*** Data lines ***

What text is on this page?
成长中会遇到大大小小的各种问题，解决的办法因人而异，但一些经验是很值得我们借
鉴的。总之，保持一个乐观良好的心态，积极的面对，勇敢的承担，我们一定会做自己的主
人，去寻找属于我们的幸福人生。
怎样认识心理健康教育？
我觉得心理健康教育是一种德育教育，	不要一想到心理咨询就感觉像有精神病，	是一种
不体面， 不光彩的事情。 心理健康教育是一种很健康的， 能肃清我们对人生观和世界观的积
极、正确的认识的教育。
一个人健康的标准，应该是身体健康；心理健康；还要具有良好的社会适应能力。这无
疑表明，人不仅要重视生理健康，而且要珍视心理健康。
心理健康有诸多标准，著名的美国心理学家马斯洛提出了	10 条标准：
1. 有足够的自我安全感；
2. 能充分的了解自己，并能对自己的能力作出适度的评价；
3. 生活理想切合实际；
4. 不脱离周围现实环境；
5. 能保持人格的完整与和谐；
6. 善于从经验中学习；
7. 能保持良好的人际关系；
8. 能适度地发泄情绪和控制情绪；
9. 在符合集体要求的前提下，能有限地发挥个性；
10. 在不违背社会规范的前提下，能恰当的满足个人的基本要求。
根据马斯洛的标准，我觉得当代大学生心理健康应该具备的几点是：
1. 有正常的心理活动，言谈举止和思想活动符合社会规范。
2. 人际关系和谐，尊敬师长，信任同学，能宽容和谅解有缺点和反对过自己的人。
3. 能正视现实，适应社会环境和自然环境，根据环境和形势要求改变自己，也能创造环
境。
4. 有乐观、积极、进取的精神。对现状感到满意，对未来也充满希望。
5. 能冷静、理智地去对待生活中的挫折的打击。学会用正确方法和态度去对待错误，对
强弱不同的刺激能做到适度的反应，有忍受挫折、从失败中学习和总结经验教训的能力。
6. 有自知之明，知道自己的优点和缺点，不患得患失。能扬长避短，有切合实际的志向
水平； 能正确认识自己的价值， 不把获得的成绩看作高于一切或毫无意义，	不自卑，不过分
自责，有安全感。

***

(Given problem) Transcribe the material exactly as it reads.

(Expected answer)
What text is on this page?
成长中会遇到大大小小的各种问题，解决的办法因人而异，但一些经验是很值得我们借
鉴的。总之，保持一个乐观良好的心态，积极的面对，勇敢的承担，我们一定会做自己的主
人，去寻找属于我们的幸福人生。
怎样认识心理健康教育？
我觉得心理健康教育是一种德育教育，	不要一想到心理咨询就感觉像有精神病，	是一种
不体面， 不光彩的事情。 心理健康教育是一种很健康的， 能肃清我们对人生观和世界观的积
极、正确的认识的教育。
一个人健康的标准，应该是身体健康；心理健康；还要具有良好的社会适应能力。这无
疑表明，人不仅要重视生理健康，而且要珍视心理健康。
心理健康有诸多标准，著名的美国心理学家马斯洛提出了	10 条标准：
1. 有足够的自我安全感；
2. 能充分的了解自己，并能对自己的能力作出适度的评价；
3. 生活理想切合实际；
4. 不脱离周围现实环境；
5. 能保持人格的完整与和谐；
6. 善于从经验中学习；
7. 能保持良好的人际关系；
8. 能适度地发泄情绪和控制情绪；
9. 在符合集体要求的前提下，能有限地发挥个性；
10. 在不违背社会规范的前提下，能恰当的满足个人的基本要求。
根据马斯洛的标准，我觉得当代大学生心理健康应该具备的几点是：
1. 有正常的心理活动，言谈举止和思想活动符合社会规范。
2. 人际关系和谐，尊敬师长，信任同学，能宽容和谅解有缺点和反对过自己的人。
3. 能正视现实，适应社会环境和自然环境，根据环境和形势要求改变自己，也能创造环
境。
4. 有乐观、积极、进取的精神。对现状感到满意，对未来也充满希望。
5. 能冷静、理智地去对待生活中的挫折的打击。学会用正确方法和态度去对待错误，对
强弱不同的刺激能做到适度的反应，有忍受挫折、从失败中学习和总结经验教训的能力。
6. 有自知之明，知道自己的优点和缺点，不患得患失。能扬长避短，有切合实际的志向
水平； 能正确认识自己的价值， 不把获得的成绩看作高于一切或毫无意义，	不自卑，不过分
自责，有安全感。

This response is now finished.